__WHAT IS BEING ASKED__
The records that follow need to be output exactly as they are.

Start of TASK MATERIAL

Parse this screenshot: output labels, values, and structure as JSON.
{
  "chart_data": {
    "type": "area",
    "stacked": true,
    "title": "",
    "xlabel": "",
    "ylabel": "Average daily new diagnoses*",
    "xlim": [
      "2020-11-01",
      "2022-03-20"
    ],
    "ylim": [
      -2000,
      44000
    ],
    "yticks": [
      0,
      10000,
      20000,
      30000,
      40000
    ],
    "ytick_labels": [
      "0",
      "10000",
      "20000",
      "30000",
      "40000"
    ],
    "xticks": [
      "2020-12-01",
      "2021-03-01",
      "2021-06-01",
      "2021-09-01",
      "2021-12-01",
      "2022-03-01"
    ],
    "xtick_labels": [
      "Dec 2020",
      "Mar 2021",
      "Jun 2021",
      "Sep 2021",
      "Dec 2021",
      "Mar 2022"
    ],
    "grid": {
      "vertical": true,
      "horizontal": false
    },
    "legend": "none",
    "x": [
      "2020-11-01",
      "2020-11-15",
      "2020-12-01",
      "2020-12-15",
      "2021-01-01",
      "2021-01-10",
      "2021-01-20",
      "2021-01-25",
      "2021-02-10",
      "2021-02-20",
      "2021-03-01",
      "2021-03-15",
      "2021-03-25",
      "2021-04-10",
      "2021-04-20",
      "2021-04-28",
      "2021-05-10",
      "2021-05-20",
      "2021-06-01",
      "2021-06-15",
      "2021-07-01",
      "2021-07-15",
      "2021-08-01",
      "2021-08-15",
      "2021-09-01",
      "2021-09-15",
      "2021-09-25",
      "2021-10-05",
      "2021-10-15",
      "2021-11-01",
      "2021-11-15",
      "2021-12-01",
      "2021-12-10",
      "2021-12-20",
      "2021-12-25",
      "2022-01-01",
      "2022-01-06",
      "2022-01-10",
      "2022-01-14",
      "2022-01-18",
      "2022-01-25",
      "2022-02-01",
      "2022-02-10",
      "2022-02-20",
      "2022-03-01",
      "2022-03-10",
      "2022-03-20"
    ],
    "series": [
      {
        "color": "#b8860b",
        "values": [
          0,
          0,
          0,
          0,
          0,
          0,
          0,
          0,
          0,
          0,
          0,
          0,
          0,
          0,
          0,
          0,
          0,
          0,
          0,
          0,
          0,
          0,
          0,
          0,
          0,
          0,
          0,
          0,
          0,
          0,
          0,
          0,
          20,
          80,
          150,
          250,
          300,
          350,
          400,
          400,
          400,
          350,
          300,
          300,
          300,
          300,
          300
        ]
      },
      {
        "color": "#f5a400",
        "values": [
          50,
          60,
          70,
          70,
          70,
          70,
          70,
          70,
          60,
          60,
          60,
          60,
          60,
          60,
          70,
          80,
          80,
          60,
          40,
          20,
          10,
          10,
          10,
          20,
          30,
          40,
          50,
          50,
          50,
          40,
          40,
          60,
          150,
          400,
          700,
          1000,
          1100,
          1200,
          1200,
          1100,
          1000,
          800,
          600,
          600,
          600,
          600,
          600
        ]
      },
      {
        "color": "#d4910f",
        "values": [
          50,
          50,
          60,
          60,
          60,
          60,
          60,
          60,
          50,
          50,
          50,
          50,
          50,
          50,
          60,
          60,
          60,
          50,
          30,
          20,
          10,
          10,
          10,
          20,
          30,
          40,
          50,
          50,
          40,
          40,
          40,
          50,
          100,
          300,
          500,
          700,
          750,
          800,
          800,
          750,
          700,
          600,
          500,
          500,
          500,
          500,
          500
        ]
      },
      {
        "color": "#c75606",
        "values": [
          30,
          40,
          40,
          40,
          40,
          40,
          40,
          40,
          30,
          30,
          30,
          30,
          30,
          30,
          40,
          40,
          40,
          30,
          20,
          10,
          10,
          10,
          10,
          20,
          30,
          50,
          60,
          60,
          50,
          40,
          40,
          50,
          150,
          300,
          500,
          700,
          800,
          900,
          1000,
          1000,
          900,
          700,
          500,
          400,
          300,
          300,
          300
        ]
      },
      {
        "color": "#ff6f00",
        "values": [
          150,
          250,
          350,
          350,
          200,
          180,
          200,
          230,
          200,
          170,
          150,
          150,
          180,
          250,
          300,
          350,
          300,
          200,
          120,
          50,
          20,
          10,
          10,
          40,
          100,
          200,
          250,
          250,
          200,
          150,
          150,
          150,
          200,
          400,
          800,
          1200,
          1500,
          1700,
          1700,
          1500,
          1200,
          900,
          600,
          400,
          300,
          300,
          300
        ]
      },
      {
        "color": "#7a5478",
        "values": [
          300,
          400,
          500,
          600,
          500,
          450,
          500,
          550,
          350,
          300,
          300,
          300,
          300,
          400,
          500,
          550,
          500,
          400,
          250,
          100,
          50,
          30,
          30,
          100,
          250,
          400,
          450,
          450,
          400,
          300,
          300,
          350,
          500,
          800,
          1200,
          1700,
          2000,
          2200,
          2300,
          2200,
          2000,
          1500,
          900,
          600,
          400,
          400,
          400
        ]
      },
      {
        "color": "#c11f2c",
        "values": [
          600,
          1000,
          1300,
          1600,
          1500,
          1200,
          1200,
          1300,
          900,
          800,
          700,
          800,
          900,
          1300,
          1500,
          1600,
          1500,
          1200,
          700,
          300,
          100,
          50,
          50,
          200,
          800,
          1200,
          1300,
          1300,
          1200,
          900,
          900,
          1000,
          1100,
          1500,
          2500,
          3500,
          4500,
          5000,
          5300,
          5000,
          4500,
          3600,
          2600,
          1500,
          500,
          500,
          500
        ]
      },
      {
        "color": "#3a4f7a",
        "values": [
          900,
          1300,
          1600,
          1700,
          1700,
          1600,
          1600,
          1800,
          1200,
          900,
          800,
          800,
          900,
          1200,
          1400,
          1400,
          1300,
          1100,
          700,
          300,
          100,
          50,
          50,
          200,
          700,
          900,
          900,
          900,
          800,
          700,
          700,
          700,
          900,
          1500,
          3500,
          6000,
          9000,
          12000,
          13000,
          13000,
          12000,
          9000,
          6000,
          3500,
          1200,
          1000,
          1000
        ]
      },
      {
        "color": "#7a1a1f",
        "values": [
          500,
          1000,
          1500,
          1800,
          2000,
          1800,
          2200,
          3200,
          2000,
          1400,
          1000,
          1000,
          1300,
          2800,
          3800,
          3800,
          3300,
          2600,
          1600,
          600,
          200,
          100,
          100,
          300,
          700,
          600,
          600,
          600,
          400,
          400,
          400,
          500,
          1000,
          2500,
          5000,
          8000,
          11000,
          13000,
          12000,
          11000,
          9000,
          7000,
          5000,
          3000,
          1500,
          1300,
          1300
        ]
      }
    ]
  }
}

End of TASK MATERIAL

__EXERCISE SOLUTION__
Parse this screenshot: output labels, values, and structure as JSON.
{
  "chart_data": {
    "type": "area",
    "stacked": true,
    "title": "",
    "xlabel": "",
    "ylabel": "Average daily new diagnoses*",
    "xlim": [
      "2020-11-01",
      "2022-03-20"
    ],
    "ylim": [
      -2000,
      44000
    ],
    "yticks": [
      0,
      10000,
      20000,
      30000,
      40000
    ],
    "ytick_labels": [
      "0",
      "10000",
      "20000",
      "30000",
      "40000"
    ],
    "xticks": [
      "2020-12-01",
      "2021-03-01",
      "2021-06-01",
      "2021-09-01",
      "2021-12-01",
      "2022-03-01"
    ],
    "xtick_labels": [
      "Dec 2020",
      "Mar 2021",
      "Jun 2021",
      "Sep 2021",
      "Dec 2021",
      "Mar 2022"
    ],
    "grid": {
      "vertical": true,
      "horizontal": false
    },
    "legend": "none",
    "x": [
      "2020-11-01",
      "2020-11-15",
      "2020-12-01",
      "2020-12-15",
      "2021-01-01",
      "2021-01-10",
      "2021-01-20",
      "2021-01-25",
      "2021-02-10",
      "2021-02-20",
      "2021-03-01",
      "2021-03-15",
      "2021-03-25",
      "2021-04-10",
      "2021-04-20",
      "2021-04-28",
      "2021-05-10",
      "2021-05-20",
      "2021-06-01",
      "2021-06-15",
      "2021-07-01",
      "2021-07-15",
      "2021-08-01",
      "2021-08-15",
      "2021-09-01",
      "2021-09-15",
      "2021-09-25",
      "2021-10-05",
      "2021-10-15",
      "2021-11-01",
      "2021-11-15",
      "2021-12-01",
      "2021-12-10",
      "2021-12-20",
      "2021-12-25",
      "2022-01-01",
      "2022-01-06",
      "2022-01-10",
      "2022-01-14",
      "2022-01-18",
      "2022-01-25",
      "2022-02-01",
      "2022-02-10",
      "2022-02-20",
      "2022-03-01",
      "2022-03-10",
      "2022-03-20"
    ],
    "series": [
      {
        "color": "#b8860b",
        "values": [
          0,
          0,
          0,
          0,
          0,
          0,
          0,
          0,
          0,
          0,
          0,
          0,
          0,
          0,
          0,
          0,
          0,
          0,
          0,
          0,
          0,
          0,
          0,
          0,
          0,
          0,
          0,
          0,
          0,
          0,
          0,
          0,
          20,
          80,
          150,
          250,
          300,
          350,
          400,
          400,
          400,
          350,
          300,
          300,
          300,
          300,
          300
        ]
      },
      {
        "color": "#f5a400",
        "values": [
          50,
          60,
          70,
          70,
          70,
          70,
          70,
          70,
          60,
          60,
          60,
          60,
          60,
          60,
          70,
          80,
          80,
          60,
          40,
          20,
          10,
          10,
          10,
          20,
          30,
          40,
          50,
          50,
          50,
          40,
          40,
          60,
          150,
          400,
          700,
          1000,
          1100,
          1200,
          1200,
          1100,
          1000,
          800,
          600,
          600,
          600,
          600,
          600
        ]
      },
      {
        "color": "#d4910f",
        "values": [
          50,
          50,
          60,
          60,
          60,
          60,
          60,
          60,
          50,
          50,
          50,
          50,
          50,
          50,
          60,
          60,
          60,
          50,
          30,
          20,
          10,
          10,
          10,
          20,
          30,
          40,
          50,
          50,
          40,
          40,
          40,
          50,
          100,
          300,
          500,
          700,
          750,
          800,
          800,
          750,
          700,
          600,
          500,
          500,
          500,
          500,
          500
        ]
      },
      {
        "color": "#c75606",
        "values": [
          30,
          40,
          40,
          40,
          40,
          40,
          40,
          40,
          30,
          30,
          30,
          30,
          30,
          30,
          40,
          40,
          40,
          30,
          20,
          10,
          10,
          10,
          10,
          20,
          30,
          50,
          60,
          60,
          50,
          40,
          40,
          50,
          150,
          300,
          500,
          700,
          800,
          900,
          1000,
          1000,
          900,
          700,
          500,
          400,
          300,
          300,
          300
        ]
      },
      {
        "color": "#ff6f00",
        "values": [
          150,
          250,
          350,
          350,
          200,
          180,
          200,
          230,
          200,
          170,
          150,
          150,
          180,
          250,
          300,
          350,
          300,
          200,
          120,
          50,
          20,
          10,
          10,
          40,
          100,
          200,
          250,
          250,
          200,
          150,
          150,
          150,
          200,
          400,
          800,
          1200,
          1500,
          1700,
          1700,
          1500,
          1200,
          900,
          600,
          400,
          300,
          300,
          300
        ]
      },
      {
        "color": "#7a5478",
        "values": [
          300,
          400,
          500,
          600,
          500,
          450,
          500,
          550,
          350,
          300,
          300,
          300,
          300,
          400,
          500,
          550,
          500,
          400,
          250,
          100,
          50,
          30,
          30,
          100,
          250,
          400,
          450,
          450,
          400,
          300,
          300,
          350,
          500,
          800,
          1200,
          1700,
          2000,
          2200,
          2300,
          2200,
          2000,
          1500,
          900,
          600,
          400,
          400,
          400
        ]
      },
      {
        "color": "#c11f2c",
        "values": [
          600,
          1000,
          1300,
          1600,
          1500,
          1200,
          1200,
          1300,
          900,
          800,
          700,
          800,
          900,
          1300,
          1500,
          1600,
          1500,
          1200,
          700,
          300,
          100,
          50,
          50,
          200,
          800,
          1200,
          1300,
          1300,
          1200,
          900,
          900,
          1000,
          1100,
          1500,
          2500,
          3500,
          4500,
          5000,
          5300,
          5000,
          4500,
          3600,
          2600,
          1500,
          500,
          500,
          500
        ]
      },
      {
        "color": "#3a4f7a",
        "values": [
          900,
          1300,
          1600,
          1700,
          1700,
          1600,
          1600,
          1800,
          1200,
          900,
          800,
          800,
          900,
          1200,
          1400,
          1400,
          1300,
          1100,
          700,
          300,
          100,
          50,
          50,
          200,
          700,
          900,
          900,
          900,
          800,
          700,
          700,
          700,
          900,
          1500,
          3500,
          6000,
          9000,
          12000,
          13000,
          13000,
          12000,
          9000,
          6000,
          3500,
          1200,
          1000,
          1000
        ]
      },
      {
        "color": "#7a1a1f",
        "values": [
          500,
          1000,
          1500,
          1800,
          2000,
          1800,
          2200,
          3200,
          2000,
          1400,
          1000,
          1000,
          1300,
          2800,
          3800,
          3800,
          3300,
          2600,
          1600,
          600,
          200,
          100,
          100,
          300,
          700,
          600,
          600,
          600,
          400,
          400,
          400,
          500,
          1000,
          2500,
          5000,
          8000,
          11000,
          13000,
          12000,
          11000,
          9000,
          7000,
          5000,
          3000,
          1500,
          1300,
          1300
        ]
      }
    ]
  }
}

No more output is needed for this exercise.